Spot each line that carries the word "title"; copy those lines.

Dataset listings of figures
^^^^^^^^

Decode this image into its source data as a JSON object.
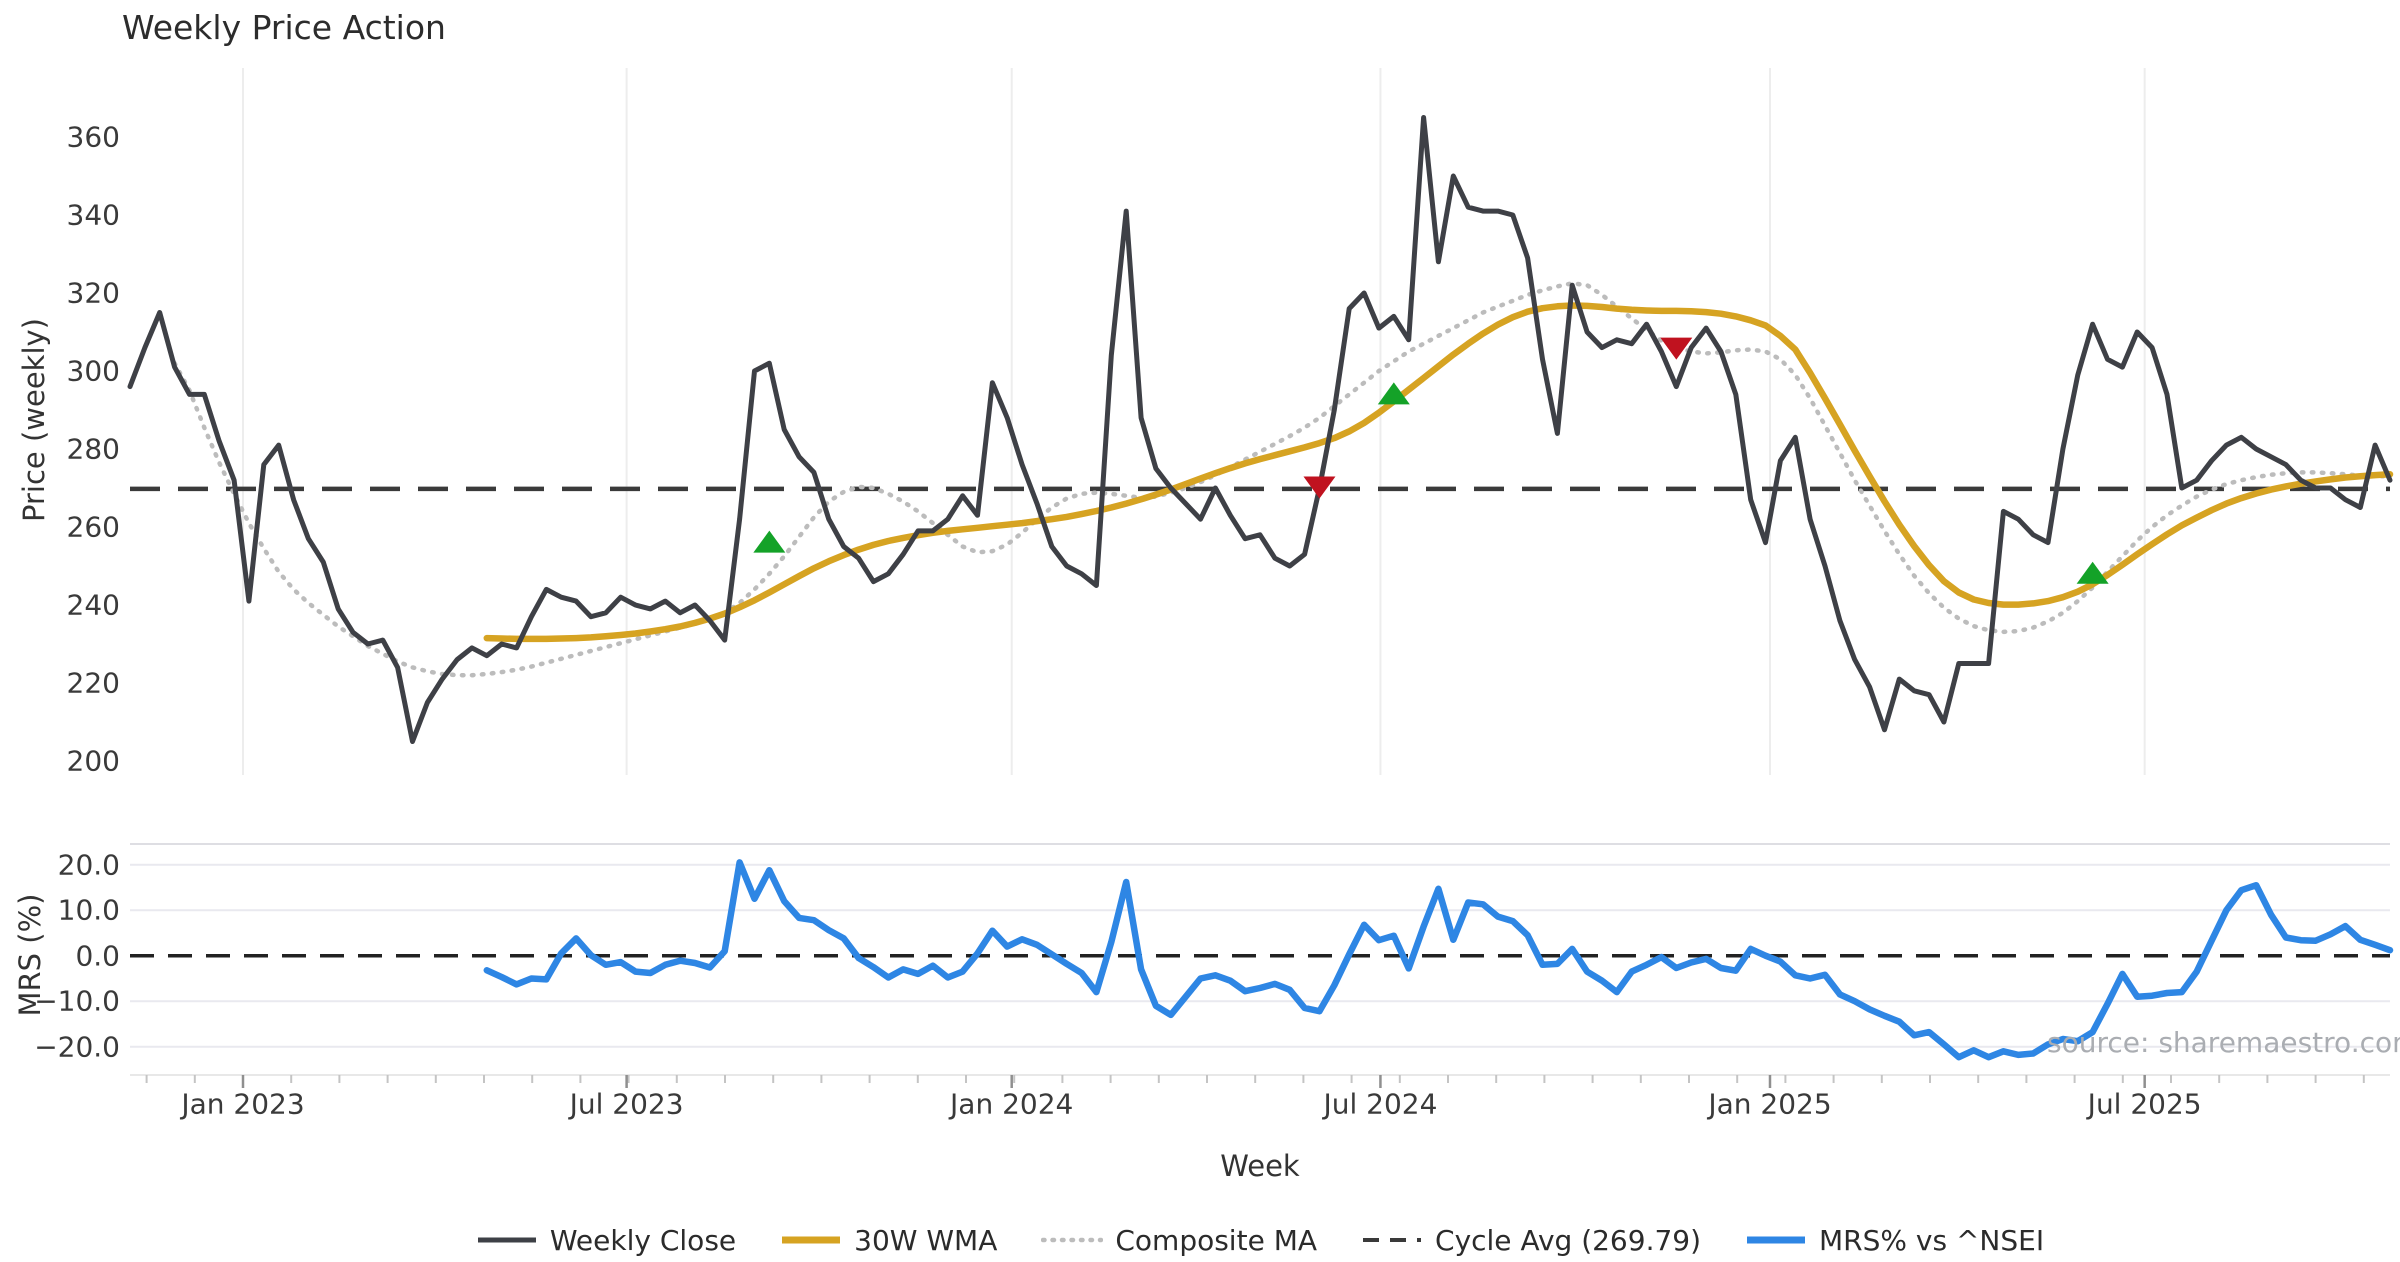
{
  "title": "Weekly Price Action",
  "source_note": "source: sharemaestro.com",
  "colors": {
    "weekly_close": "#3e4046",
    "wma_30w": "#d6a322",
    "composite_ma": "#bcbcbc",
    "cycle_avg": "#3a3a3a",
    "mrs": "#2e86e4",
    "buy_marker": "#14a228",
    "sell_marker": "#c0121f",
    "grid": "#ededed",
    "grid_h": "#e9e9ef"
  },
  "legend": [
    {
      "label": "Weekly Close",
      "style": "solid",
      "color": "#3e4046",
      "width": 5
    },
    {
      "label": "30W WMA",
      "style": "solid",
      "color": "#d6a322",
      "width": 7
    },
    {
      "label": "Composite MA",
      "style": "dotted",
      "color": "#bcbcbc",
      "width": 4.5
    },
    {
      "label": "Cycle Avg (269.79)",
      "style": "dashed",
      "color": "#3a3a3a",
      "width": 4
    },
    {
      "label": "MRS% vs ^NSEI",
      "style": "solid",
      "color": "#2e86e4",
      "width": 7
    }
  ],
  "chart_data": [
    {
      "type": "line",
      "title": "Weekly Price Action",
      "ylabel": "Price (weekly)",
      "ylim": [
        196,
        378
      ],
      "yticks": [
        360,
        340,
        320,
        300,
        280,
        260,
        240,
        220,
        200
      ],
      "x_unit": "week_index",
      "total_weeks": 152,
      "xticks": [
        {
          "label": "Jan 2023",
          "week": 7.6
        },
        {
          "label": "Jul 2023",
          "week": 33.4
        },
        {
          "label": "Jan 2024",
          "week": 59.3
        },
        {
          "label": "Jul 2024",
          "week": 84.1
        },
        {
          "label": "Jan 2025",
          "week": 110.3
        },
        {
          "label": "Jul 2025",
          "week": 135.5
        }
      ],
      "cycle_avg": 269.79,
      "grid": "vertical",
      "series": [
        {
          "name": "Weekly Close",
          "start_week": 0,
          "values": [
            296,
            306,
            315,
            301,
            294,
            294,
            282,
            272,
            241,
            276,
            281,
            267,
            257,
            251,
            239,
            233,
            230,
            231,
            224,
            205,
            215,
            221,
            226,
            229,
            227,
            230,
            229,
            237,
            244,
            242,
            241,
            237,
            238,
            242,
            240,
            239,
            241,
            238,
            240,
            236,
            231,
            262,
            300,
            302,
            285,
            278,
            274,
            262,
            255,
            252,
            246,
            248,
            253,
            259,
            259,
            262,
            268,
            263,
            297,
            288,
            276,
            266,
            255,
            250,
            248,
            245,
            304,
            341,
            288,
            275,
            270,
            266,
            262,
            270,
            263,
            257,
            258,
            252,
            250,
            253,
            270,
            290,
            316,
            320,
            311,
            314,
            308,
            365,
            328,
            350,
            342,
            341,
            341,
            340,
            329,
            303,
            284,
            322,
            310,
            306,
            308,
            307,
            312,
            305,
            296,
            306,
            311,
            305,
            294,
            267,
            256,
            277,
            283,
            262,
            250,
            236,
            226,
            219,
            208,
            221,
            218,
            217,
            210,
            225,
            225,
            225,
            264,
            262,
            258,
            256,
            280,
            299,
            312,
            303,
            301,
            310,
            306,
            294,
            270,
            272,
            277,
            281,
            283,
            280,
            278,
            276,
            272,
            270,
            270,
            267,
            265,
            281,
            272
          ]
        },
        {
          "name": "30W WMA",
          "start_week": 24,
          "values": [
            231.5,
            231.4,
            231.3,
            231.3,
            231.3,
            231.4,
            231.5,
            231.7,
            232,
            232.3,
            232.7,
            233.2,
            233.8,
            234.5,
            235.4,
            236.5,
            237.8,
            239.4,
            241.2,
            243.2,
            245.3,
            247.4,
            249.4,
            251.2,
            252.8,
            254.2,
            255.4,
            256.4,
            257.2,
            257.9,
            258.5,
            259,
            259.4,
            259.8,
            260.2,
            260.6,
            261,
            261.5,
            262,
            262.6,
            263.3,
            264.1,
            265,
            266,
            267.1,
            268.3,
            269.6,
            271,
            272.4,
            273.8,
            275.1,
            276.3,
            277.4,
            278.4,
            279.4,
            280.4,
            281.5,
            282.8,
            284.5,
            286.7,
            289.3,
            292.2,
            295.2,
            298.2,
            301.2,
            304.2,
            307,
            309.6,
            311.9,
            313.8,
            315.2,
            316.1,
            316.6,
            316.8,
            316.7,
            316.4,
            316,
            315.7,
            315.5,
            315.4,
            315.4,
            315.3,
            315.1,
            314.7,
            314,
            313,
            311.7,
            309,
            305.5,
            299.5,
            293,
            286.3,
            279.6,
            273,
            266.6,
            260.6,
            255.1,
            250.2,
            246.1,
            243.2,
            241.4,
            240.5,
            240.1,
            240.1,
            240.4,
            241,
            242,
            243.4,
            245.3,
            247.7,
            250.3,
            253,
            255.6,
            258.1,
            260.4,
            262.4,
            264.3,
            266,
            267.4,
            268.6,
            269.6,
            270.4,
            271.1,
            271.7,
            272.2,
            272.7,
            273,
            273.3,
            273.5
          ]
        },
        {
          "name": "Composite MA",
          "start_week": 3,
          "values": [
            302,
            295,
            285.5,
            276.5,
            268.5,
            261,
            254.5,
            248.5,
            244,
            240.5,
            237.5,
            234.5,
            232,
            229.5,
            227.5,
            225.5,
            224,
            223,
            222.3,
            222,
            222,
            222.3,
            222.8,
            223.4,
            224.2,
            225.2,
            226.2,
            227.2,
            228.2,
            229.2,
            230.2,
            231.2,
            232.2,
            233.2,
            234.2,
            235.2,
            236.4,
            238,
            240.5,
            244,
            248,
            252.5,
            257.5,
            262.5,
            266.5,
            269,
            270.3,
            270,
            268.5,
            266.5,
            264,
            261,
            258,
            255,
            253.5,
            253.8,
            255.5,
            258.5,
            262,
            265,
            267.3,
            268.5,
            268.8,
            268.5,
            268,
            267.5,
            267.8,
            268.8,
            270,
            271.5,
            273.3,
            275.3,
            277.3,
            279.3,
            281.3,
            283.3,
            285.5,
            288,
            291,
            294,
            297,
            300,
            302.5,
            305,
            307,
            309,
            311,
            313,
            315,
            316.5,
            318,
            319.5,
            320.7,
            321.7,
            322.5,
            322,
            319.5,
            316.5,
            313.5,
            310.5,
            307.8,
            306,
            305,
            304.5,
            304.8,
            305.3,
            305.5,
            305,
            303,
            299,
            293,
            286,
            279,
            272,
            265.5,
            259,
            253,
            247.5,
            243,
            239.3,
            236.5,
            234.6,
            233.5,
            233.1,
            233.3,
            234.2,
            235.8,
            238,
            241,
            244.5,
            248.5,
            252.5,
            256.5,
            260,
            263,
            265.5,
            267.8,
            269.6,
            271,
            272,
            272.8,
            273.4,
            273.8,
            274,
            274,
            273.8,
            273.5,
            273.2,
            273,
            273
          ]
        }
      ],
      "markers": {
        "buy": [
          {
            "week": 43,
            "value": 256
          },
          {
            "week": 85,
            "value": 294
          },
          {
            "week": 132,
            "value": 248
          }
        ],
        "sell": [
          {
            "week": 80,
            "value": 270.4
          },
          {
            "week": 104,
            "value": 306
          }
        ]
      }
    },
    {
      "type": "line",
      "ylabel": "MRS (%)",
      "xlabel": "Week",
      "ylim": [
        -26,
        23.5
      ],
      "yticks": [
        {
          "value": 20,
          "label": "20.0"
        },
        {
          "value": 10,
          "label": "10.0"
        },
        {
          "value": 0,
          "label": "0.0"
        },
        {
          "value": -10,
          "label": "−10.0"
        },
        {
          "value": -20,
          "label": "−20.0"
        }
      ],
      "zero_line": 0,
      "grid": "horizontal",
      "series": [
        {
          "name": "MRS% vs ^NSEI",
          "start_week": 24,
          "values": [
            -3.2,
            -4.7,
            -6.3,
            -5,
            -5.2,
            0.5,
            3.8,
            0.1,
            -2,
            -1.4,
            -3.5,
            -3.8,
            -2,
            -1.1,
            -1.6,
            -2.6,
            1,
            20.5,
            12.5,
            18.8,
            12,
            8.3,
            7.8,
            5.6,
            3.8,
            -0.5,
            -2.5,
            -4.8,
            -3,
            -4,
            -2.2,
            -4.8,
            -3.5,
            0.5,
            5.5,
            2,
            3.6,
            2.4,
            0.3,
            -1.8,
            -3.8,
            -8,
            3,
            16.2,
            -3,
            -11,
            -13,
            -9,
            -5,
            -4.3,
            -5.5,
            -7.8,
            -7.1,
            -6.2,
            -7.5,
            -11.5,
            -12.2,
            -6.5,
            0.3,
            6.8,
            3.4,
            4.4,
            -2.8,
            6.4,
            14.7,
            3.5,
            11.7,
            11.3,
            8.6,
            7.6,
            4.5,
            -2,
            -1.8,
            1.5,
            -3.5,
            -5.5,
            -8,
            -3.5,
            -2,
            -0.3,
            -2.7,
            -1.5,
            -0.7,
            -2.7,
            -3.3,
            1.5,
            0,
            -1.3,
            -4.3,
            -5,
            -4.2,
            -8.5,
            -10,
            -11.8,
            -13.2,
            -14.5,
            -17.5,
            -16.8,
            -19.5,
            -22.3,
            -20.8,
            -22.3,
            -21,
            -21.8,
            -21.5,
            -19.5,
            -18.3,
            -18.8,
            -16.8,
            -10.6,
            -4,
            -9,
            -8.8,
            -8.2,
            -8,
            -3.5,
            3.3,
            10,
            14.4,
            15.5,
            9,
            4,
            3.4,
            3.3,
            4.7,
            6.5,
            3.5,
            2.4,
            1.2
          ]
        }
      ]
    }
  ]
}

^^^^^^^^

*Result for this task*.
  "title": "Weekly Price Action",
      "title": "Weekly Price Action",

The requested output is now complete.